* start *

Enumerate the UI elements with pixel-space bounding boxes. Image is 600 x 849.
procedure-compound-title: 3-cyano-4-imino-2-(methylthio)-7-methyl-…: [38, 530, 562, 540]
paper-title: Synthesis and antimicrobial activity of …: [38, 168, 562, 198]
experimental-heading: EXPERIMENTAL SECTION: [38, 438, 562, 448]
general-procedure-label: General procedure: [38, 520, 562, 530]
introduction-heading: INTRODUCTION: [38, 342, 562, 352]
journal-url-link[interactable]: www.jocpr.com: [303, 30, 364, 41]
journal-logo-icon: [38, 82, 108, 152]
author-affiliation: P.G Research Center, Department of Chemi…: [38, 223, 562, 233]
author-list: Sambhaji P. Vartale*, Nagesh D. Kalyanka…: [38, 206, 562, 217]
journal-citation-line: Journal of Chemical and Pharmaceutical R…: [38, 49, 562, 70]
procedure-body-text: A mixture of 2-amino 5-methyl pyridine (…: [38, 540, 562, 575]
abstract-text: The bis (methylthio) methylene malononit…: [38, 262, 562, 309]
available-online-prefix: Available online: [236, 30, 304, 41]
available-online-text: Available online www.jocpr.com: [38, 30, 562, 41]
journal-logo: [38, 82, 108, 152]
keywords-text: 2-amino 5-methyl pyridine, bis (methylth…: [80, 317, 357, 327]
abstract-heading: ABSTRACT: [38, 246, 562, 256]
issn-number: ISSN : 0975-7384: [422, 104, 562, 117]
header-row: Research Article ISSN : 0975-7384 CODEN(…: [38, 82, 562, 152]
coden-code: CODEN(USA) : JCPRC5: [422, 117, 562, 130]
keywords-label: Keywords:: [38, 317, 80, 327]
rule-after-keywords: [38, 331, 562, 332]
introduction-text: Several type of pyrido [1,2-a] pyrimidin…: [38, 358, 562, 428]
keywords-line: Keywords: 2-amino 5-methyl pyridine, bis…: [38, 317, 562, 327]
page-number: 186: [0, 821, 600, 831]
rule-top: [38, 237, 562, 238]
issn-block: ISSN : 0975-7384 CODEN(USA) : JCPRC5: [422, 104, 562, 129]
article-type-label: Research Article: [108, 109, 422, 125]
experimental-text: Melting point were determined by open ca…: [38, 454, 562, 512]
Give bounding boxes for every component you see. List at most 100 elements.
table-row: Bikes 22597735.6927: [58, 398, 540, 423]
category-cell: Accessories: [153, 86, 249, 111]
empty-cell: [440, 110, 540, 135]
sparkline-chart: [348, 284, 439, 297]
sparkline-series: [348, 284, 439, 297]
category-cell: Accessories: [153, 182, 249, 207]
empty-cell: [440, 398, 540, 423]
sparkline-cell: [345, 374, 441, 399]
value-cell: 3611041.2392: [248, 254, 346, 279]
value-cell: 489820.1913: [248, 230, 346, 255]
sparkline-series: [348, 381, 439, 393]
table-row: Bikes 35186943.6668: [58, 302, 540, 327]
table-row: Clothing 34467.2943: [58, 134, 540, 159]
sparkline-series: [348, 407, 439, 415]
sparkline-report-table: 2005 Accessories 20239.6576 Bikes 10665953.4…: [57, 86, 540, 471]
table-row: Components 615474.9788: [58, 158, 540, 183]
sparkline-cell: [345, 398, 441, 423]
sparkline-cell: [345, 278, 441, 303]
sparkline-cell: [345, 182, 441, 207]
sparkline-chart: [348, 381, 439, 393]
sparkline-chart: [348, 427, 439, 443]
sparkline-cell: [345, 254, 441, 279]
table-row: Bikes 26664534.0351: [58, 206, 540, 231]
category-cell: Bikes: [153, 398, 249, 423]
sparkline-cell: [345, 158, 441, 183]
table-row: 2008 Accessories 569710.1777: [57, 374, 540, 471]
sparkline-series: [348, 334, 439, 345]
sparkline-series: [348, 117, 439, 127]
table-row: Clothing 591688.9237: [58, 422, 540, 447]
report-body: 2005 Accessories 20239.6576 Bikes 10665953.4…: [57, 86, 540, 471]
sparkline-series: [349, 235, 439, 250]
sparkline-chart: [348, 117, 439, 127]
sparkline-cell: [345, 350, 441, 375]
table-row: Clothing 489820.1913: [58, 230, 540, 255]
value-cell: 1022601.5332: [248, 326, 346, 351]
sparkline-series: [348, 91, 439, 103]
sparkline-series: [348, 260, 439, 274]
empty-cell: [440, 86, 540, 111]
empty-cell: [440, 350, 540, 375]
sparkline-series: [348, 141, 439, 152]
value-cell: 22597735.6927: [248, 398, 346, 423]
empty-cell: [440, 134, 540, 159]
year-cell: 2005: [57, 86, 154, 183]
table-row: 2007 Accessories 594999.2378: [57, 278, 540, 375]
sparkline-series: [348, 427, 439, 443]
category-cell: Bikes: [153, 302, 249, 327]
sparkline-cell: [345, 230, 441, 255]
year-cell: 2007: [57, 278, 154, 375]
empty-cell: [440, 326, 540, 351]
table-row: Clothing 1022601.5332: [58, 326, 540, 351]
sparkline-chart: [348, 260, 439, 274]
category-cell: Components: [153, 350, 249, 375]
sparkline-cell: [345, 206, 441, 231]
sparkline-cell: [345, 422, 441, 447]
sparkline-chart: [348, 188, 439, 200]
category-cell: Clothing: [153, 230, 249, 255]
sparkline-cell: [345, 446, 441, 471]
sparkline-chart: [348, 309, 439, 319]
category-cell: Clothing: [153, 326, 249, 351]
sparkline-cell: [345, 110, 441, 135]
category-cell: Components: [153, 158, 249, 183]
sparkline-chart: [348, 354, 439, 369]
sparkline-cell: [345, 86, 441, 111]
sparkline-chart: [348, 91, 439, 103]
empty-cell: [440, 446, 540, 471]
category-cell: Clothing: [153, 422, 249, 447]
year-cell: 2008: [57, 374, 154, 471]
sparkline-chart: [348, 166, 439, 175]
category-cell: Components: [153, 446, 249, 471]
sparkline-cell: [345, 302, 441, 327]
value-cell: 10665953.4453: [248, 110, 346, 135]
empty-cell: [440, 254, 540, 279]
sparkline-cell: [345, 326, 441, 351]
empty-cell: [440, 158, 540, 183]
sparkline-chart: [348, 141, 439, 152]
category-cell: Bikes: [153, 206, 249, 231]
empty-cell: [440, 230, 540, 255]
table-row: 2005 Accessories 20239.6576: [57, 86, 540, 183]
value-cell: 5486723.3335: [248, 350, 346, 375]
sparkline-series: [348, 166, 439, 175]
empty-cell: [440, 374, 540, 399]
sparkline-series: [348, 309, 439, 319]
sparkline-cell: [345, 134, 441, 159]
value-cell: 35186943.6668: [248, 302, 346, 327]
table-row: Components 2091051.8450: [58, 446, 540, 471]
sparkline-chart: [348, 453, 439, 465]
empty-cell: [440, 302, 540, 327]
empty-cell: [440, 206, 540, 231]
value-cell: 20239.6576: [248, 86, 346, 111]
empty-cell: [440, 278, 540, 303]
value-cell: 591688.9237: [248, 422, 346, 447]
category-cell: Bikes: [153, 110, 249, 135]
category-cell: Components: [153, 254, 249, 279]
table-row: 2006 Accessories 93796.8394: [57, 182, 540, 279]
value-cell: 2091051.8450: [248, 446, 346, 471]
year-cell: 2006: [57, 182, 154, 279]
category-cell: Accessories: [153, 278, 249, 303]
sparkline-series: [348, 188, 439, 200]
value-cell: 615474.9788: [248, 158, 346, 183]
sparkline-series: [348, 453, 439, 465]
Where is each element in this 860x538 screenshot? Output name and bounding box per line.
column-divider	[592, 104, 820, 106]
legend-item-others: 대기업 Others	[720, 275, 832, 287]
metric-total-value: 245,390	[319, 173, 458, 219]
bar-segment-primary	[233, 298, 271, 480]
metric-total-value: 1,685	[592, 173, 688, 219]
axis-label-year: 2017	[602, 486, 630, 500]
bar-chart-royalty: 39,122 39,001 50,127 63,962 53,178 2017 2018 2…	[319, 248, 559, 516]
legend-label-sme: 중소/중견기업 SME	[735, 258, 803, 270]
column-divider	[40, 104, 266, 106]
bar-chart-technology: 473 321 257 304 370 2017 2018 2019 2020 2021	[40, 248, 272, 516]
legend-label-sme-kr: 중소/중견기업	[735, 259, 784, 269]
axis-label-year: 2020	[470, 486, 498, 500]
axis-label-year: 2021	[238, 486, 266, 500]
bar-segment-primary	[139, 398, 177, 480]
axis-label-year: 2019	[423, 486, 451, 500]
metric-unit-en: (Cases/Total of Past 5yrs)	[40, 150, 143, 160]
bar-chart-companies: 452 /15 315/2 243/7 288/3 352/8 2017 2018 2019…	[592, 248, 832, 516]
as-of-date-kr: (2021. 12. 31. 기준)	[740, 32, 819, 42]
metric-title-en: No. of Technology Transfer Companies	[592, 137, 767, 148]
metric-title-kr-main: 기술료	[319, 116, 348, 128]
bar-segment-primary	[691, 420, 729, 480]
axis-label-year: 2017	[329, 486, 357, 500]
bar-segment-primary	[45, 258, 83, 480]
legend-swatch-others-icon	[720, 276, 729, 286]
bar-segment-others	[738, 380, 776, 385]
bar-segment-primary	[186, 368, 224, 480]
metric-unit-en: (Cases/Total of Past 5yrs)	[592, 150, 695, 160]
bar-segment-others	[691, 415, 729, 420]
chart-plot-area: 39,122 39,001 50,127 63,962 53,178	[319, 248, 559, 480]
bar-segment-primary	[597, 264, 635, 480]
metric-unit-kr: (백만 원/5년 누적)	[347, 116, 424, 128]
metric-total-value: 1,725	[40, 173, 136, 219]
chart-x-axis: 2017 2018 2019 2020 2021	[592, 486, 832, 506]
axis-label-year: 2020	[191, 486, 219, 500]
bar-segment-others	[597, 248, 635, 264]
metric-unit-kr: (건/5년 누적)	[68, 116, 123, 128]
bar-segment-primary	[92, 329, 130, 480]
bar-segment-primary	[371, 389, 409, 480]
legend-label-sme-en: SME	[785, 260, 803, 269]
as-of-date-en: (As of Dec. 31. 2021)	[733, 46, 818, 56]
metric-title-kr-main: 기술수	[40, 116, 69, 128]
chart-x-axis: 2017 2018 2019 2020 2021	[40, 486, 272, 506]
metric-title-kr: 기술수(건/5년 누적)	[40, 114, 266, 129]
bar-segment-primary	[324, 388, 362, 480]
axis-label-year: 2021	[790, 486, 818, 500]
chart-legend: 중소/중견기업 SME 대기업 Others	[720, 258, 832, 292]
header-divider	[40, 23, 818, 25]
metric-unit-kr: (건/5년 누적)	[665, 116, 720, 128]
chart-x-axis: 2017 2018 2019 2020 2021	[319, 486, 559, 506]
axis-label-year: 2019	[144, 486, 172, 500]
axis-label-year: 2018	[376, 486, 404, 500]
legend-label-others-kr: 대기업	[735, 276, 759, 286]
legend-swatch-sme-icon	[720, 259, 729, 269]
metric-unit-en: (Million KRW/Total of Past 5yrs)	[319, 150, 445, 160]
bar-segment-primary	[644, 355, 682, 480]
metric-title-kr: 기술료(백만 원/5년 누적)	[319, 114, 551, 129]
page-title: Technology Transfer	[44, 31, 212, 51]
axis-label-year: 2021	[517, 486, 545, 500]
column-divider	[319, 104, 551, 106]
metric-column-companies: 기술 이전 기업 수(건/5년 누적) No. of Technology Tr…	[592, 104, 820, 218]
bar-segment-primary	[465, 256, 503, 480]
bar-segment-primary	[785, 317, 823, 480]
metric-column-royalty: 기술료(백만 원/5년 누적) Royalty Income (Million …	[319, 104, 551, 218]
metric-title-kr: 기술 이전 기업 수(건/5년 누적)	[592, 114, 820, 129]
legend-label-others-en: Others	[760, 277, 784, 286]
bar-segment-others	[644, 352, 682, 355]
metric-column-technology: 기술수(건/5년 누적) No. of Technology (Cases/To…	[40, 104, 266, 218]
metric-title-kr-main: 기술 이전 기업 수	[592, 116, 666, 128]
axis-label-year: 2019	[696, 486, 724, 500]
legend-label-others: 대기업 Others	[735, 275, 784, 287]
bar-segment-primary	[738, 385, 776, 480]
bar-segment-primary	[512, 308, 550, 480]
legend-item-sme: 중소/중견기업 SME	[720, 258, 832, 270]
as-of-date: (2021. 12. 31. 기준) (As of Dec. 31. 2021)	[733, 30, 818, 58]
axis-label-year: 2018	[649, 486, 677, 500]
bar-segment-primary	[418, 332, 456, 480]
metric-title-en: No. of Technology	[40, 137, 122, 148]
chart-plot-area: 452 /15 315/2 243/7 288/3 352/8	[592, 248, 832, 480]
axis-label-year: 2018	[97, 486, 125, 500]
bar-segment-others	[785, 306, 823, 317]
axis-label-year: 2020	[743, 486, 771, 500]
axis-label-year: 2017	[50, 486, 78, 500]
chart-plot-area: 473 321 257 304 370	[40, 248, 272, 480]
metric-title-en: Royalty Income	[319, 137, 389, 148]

* end *

Rewrite the lines from the first one through the line containing "header-row: Research Article", changing every "www.jocpr.com" to "www.jocpr.org" and leaving everything else as it is.

Enumerate the UI elements with pixel-space bounding boxes. Image is 600 x 849.
procedure-compound-title: 3-cyano-4-imino-2-(methylthio)-7-methyl-…: [38, 530, 562, 540]
paper-title: Synthesis and antimicrobial activity of …: [38, 168, 562, 198]
experimental-heading: EXPERIMENTAL SECTION: [38, 438, 562, 448]
general-procedure-label: General procedure: [38, 520, 562, 530]
introduction-heading: INTRODUCTION: [38, 342, 562, 352]
journal-url-link[interactable]: www.jocpr.org: [303, 30, 364, 41]
journal-logo-icon: [38, 82, 108, 152]
author-affiliation: P.G Research Center, Department of Chemi…: [38, 223, 562, 233]
author-list: Sambhaji P. Vartale*, Nagesh D. Kalyanka…: [38, 206, 562, 217]
journal-citation-line: Journal of Chemical and Pharmaceutical R…: [38, 49, 562, 70]
procedure-body-text: A mixture of 2-amino 5-methyl pyridine (…: [38, 540, 562, 575]
abstract-text: The bis (methylthio) methylene malononit…: [38, 262, 562, 309]
available-online-prefix: Available online: [236, 30, 304, 41]
available-online-text: Available online www.jocpr.org: [38, 30, 562, 41]
journal-logo: [38, 82, 108, 152]
keywords-text: 2-amino 5-methyl pyridine, bis (methylth…: [80, 317, 357, 327]
abstract-heading: ABSTRACT: [38, 246, 562, 256]
issn-number: ISSN : 0975-7384: [422, 104, 562, 117]
header-row: Research Article ISSN : 0975-7384 CODEN(…: [38, 82, 562, 152]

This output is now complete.